#### SET EXERCISE
Review the material line by line. Identify and copy every line that contains the string "times".

[Data records]
--------------------
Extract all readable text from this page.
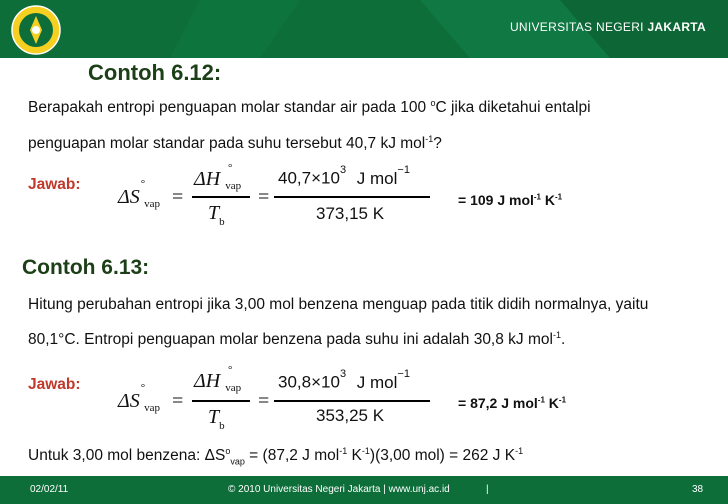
UNIVERSITAS NEGERI JAKARTA
Contoh 6.12:
Berapakah entropi penguapan molar standar air pada 100 $^o$C jika diketahui entalpi
penguapan molar standar pada suhu tersebut 40,7 kJ mol$^{-1}$?
Jawab:
ΔS ° $_{vap}$ =
ΔH $_{vap}$
°
$T_b$
=
$40,7\times 10^3$ J mol$^{-1}$
373,15 K
= 109 J mol$^{-1}$ $K^{-1}$
Contoh 6.13:
Hitung perubahan entropi jika 3,00 mol benzena menguap pada titik didih normalnya, yaitu
80,1°C. Entropi penguapan molar benzena pada suhu ini adalah 30,8 kJ mol$^{-1}$.
Jawab:
ΔS ° $_{vap}$ =
ΔH $_{vap}$
°
$T_b$
=
$30,8\times 10^3$ J mol$^{-1}$
353,25 K
= 87,2 J mol$^{-1}$ $K^{-1}$
Untuk 3,00 mol benzena: $\Delta S^o_{vap} = (87,2$ J mol$^{-1}$ $K^{-1})(3,00$ mol) = 262 J $K^{-1}$
02/02/11	© 2010 Universitas Negeri Jakarta | www.unj.ac.id	|	38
--------------------
#### RESPONSE BELOW
$40,7\times 10^3$ J mol$^{-1}$
$30,8\times 10^3$ J mol$^{-1}$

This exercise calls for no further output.